start EXTRACTED INFORMATION
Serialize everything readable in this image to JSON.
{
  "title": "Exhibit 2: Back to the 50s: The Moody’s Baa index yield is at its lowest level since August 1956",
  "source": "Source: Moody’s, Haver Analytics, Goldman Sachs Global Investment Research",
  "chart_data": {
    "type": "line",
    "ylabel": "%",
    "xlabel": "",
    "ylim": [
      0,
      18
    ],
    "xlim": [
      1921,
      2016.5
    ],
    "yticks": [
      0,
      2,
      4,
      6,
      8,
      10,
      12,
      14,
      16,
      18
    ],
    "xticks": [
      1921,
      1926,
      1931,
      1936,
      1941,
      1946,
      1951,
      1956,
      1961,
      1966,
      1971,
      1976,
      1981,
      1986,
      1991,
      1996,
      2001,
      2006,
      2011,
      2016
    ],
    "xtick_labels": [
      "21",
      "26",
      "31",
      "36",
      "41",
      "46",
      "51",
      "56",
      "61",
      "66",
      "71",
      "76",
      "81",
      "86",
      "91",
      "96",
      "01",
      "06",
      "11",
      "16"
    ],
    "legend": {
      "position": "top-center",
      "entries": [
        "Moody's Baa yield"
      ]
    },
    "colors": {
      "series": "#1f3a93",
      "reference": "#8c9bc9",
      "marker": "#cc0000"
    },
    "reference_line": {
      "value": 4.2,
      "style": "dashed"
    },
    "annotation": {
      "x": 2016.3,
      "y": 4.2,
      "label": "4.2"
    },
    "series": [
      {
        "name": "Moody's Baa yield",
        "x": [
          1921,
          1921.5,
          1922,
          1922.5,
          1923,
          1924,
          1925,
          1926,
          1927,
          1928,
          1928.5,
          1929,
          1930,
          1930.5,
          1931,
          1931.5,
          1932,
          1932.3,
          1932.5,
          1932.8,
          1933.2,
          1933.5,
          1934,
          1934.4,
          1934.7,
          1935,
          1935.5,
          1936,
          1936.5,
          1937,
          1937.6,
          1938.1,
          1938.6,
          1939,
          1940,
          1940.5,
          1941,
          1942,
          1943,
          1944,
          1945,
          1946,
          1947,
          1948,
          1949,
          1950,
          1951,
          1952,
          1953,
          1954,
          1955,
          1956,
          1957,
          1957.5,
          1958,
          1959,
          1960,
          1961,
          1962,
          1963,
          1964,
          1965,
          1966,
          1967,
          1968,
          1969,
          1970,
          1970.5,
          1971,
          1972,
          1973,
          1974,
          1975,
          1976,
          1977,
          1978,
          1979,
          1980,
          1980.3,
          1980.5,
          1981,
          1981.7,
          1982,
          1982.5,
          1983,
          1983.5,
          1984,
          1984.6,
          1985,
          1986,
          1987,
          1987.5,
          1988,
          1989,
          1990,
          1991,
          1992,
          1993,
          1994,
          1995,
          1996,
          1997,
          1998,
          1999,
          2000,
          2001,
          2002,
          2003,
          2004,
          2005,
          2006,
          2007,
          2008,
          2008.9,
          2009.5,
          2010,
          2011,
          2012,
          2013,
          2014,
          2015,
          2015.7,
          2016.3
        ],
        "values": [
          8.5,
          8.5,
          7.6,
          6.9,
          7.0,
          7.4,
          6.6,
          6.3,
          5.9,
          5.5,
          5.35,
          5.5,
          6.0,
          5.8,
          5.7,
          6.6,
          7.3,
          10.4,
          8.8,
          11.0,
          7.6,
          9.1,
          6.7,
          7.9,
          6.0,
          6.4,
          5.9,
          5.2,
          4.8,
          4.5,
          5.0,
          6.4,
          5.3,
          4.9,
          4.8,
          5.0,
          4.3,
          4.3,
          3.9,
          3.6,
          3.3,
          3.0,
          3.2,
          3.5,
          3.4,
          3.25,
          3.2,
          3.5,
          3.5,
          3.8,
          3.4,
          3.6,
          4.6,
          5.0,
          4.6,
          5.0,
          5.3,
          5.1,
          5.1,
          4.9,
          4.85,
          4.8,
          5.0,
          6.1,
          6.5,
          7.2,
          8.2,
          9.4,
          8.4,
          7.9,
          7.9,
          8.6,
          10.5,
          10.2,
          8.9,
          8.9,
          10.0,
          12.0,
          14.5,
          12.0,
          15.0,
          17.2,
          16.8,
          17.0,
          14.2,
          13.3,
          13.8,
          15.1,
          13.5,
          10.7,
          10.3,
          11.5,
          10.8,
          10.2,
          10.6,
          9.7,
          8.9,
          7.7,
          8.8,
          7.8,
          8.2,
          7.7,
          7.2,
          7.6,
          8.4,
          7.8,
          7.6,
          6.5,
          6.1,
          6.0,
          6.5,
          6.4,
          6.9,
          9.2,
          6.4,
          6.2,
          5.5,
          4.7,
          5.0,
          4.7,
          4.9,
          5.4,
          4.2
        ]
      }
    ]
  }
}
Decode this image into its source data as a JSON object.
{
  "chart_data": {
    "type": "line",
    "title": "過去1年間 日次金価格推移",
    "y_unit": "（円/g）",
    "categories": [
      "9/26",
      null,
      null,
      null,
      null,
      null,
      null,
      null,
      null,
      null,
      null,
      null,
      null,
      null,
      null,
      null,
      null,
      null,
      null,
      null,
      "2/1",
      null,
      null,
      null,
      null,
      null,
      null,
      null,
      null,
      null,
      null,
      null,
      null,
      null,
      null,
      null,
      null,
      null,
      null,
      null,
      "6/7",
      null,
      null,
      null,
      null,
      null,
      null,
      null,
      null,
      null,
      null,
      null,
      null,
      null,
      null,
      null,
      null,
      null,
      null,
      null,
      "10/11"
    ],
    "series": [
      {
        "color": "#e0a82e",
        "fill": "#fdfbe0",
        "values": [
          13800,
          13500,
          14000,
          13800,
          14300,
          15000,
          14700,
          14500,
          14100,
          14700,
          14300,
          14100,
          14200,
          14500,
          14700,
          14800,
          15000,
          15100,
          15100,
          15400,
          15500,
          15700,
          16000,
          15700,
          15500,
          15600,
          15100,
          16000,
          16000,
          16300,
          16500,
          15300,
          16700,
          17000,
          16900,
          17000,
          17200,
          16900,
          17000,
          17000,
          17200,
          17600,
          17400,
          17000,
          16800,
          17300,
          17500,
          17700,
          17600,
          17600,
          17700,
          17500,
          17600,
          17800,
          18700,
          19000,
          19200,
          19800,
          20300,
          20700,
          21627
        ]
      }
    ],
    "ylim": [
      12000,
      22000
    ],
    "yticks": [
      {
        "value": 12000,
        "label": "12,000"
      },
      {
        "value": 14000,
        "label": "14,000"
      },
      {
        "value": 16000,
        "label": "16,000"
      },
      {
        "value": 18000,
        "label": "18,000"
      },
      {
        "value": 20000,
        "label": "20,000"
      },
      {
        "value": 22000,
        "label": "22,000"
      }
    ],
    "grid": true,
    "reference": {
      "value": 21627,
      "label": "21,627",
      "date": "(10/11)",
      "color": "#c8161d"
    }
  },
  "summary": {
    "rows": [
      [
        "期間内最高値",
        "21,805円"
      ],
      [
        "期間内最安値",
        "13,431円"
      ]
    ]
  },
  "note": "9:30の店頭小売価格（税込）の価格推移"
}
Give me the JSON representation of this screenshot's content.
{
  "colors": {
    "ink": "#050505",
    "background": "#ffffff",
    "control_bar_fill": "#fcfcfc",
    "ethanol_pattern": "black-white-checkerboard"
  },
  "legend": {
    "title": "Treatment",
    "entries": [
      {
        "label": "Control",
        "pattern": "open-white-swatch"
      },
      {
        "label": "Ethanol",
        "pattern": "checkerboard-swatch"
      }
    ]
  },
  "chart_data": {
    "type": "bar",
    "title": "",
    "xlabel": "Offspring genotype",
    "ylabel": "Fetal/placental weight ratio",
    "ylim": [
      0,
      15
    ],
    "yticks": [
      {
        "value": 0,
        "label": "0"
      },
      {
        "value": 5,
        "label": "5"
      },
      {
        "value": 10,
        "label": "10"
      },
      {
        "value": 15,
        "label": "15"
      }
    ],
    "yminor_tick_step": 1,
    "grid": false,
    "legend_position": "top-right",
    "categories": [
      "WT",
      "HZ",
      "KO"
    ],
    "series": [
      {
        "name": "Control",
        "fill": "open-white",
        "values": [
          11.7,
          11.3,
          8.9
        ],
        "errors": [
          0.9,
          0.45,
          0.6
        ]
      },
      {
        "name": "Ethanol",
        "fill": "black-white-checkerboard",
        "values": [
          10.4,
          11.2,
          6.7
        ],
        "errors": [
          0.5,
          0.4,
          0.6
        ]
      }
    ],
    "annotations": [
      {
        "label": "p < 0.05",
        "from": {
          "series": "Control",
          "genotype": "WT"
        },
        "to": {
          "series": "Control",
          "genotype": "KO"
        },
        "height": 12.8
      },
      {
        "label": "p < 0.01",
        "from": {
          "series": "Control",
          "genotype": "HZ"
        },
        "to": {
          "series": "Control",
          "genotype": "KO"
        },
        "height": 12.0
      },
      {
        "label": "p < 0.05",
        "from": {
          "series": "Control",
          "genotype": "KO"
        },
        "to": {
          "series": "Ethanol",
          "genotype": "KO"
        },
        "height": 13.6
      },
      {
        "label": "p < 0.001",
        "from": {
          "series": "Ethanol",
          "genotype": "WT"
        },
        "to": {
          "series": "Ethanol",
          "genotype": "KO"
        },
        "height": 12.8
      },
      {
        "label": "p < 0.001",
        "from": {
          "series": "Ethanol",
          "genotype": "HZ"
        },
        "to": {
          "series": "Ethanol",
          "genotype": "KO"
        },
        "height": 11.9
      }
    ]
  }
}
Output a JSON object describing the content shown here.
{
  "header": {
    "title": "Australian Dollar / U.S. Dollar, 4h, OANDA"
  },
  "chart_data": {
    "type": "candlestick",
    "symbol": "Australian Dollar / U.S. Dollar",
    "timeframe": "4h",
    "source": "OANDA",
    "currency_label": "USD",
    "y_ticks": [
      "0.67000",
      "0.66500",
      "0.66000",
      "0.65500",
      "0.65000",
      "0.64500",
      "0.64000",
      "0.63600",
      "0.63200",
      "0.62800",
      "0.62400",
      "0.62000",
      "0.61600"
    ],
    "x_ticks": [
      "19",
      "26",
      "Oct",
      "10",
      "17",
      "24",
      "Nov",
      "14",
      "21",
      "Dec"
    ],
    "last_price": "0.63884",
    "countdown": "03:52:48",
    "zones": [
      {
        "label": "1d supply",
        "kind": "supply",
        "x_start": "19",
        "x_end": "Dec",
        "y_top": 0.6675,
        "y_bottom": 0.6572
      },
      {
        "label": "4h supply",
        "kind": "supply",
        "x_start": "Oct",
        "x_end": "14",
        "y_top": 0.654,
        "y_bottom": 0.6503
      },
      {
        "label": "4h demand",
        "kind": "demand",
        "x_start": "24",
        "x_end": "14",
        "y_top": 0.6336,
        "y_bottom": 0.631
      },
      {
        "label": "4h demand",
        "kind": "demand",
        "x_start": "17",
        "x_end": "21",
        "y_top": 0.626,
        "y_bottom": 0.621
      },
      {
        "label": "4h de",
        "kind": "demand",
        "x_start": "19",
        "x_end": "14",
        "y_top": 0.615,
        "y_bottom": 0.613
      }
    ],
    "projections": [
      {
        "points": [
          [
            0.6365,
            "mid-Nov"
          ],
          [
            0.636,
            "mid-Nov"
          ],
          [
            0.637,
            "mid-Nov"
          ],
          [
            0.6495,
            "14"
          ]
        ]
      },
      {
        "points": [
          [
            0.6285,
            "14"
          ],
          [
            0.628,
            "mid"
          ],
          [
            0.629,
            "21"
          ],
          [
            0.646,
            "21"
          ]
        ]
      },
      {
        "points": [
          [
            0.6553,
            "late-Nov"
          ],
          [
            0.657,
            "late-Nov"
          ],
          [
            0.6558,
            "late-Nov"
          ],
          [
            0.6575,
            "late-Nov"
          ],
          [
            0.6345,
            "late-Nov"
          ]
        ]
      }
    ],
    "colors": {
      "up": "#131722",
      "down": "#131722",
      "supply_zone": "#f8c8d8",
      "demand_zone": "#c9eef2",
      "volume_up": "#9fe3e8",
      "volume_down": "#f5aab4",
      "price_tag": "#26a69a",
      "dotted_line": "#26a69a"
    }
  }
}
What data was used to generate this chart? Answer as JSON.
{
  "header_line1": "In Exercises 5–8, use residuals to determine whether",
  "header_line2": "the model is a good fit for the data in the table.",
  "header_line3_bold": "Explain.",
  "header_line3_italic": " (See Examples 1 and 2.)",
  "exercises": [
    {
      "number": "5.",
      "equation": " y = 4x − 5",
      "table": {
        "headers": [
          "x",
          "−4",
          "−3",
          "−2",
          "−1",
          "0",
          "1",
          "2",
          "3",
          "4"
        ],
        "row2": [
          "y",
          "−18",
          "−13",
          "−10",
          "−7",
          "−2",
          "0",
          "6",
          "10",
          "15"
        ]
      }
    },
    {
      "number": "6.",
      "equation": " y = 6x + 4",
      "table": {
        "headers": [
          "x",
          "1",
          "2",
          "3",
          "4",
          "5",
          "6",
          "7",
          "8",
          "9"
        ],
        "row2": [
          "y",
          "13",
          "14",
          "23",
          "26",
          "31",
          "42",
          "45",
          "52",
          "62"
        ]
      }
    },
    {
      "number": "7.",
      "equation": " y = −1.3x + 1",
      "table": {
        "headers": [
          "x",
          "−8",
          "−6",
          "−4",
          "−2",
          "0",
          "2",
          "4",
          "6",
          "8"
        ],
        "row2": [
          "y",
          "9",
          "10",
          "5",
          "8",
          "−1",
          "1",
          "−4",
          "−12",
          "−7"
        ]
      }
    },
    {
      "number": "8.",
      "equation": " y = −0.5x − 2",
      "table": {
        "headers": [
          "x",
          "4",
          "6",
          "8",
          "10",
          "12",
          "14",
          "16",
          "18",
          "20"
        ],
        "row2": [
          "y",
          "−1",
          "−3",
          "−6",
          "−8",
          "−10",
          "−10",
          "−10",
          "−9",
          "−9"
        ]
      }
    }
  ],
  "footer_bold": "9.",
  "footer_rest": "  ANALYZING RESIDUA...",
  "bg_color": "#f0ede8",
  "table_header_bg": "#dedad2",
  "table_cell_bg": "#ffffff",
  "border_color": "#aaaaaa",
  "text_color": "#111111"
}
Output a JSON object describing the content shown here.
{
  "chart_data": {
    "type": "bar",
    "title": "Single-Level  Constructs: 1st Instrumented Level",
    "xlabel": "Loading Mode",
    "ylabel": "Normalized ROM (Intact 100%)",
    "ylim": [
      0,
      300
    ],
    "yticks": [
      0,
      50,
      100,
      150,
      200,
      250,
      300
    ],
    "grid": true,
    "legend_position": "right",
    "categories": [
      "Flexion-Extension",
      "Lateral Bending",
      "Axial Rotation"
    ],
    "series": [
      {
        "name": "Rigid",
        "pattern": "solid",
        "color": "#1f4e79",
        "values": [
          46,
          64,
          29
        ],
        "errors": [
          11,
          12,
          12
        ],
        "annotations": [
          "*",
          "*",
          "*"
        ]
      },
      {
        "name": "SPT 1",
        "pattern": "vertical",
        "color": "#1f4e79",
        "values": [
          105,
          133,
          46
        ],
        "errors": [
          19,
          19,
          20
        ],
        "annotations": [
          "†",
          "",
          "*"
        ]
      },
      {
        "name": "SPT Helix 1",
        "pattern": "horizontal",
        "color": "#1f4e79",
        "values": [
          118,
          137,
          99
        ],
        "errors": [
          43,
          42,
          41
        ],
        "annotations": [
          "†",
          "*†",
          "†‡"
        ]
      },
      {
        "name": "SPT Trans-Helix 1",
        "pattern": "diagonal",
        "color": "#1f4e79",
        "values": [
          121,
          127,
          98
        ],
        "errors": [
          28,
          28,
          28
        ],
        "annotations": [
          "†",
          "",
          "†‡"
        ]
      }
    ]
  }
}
end EXTRACTED INFORMATION
EXERCISE OBJECTIVE — Search the entries for the word "ffffff", then list each line that holds it.

COMPLETE ANSWER —
    "background": "#ffffff",
  "table_cell_bg": "#ffffff",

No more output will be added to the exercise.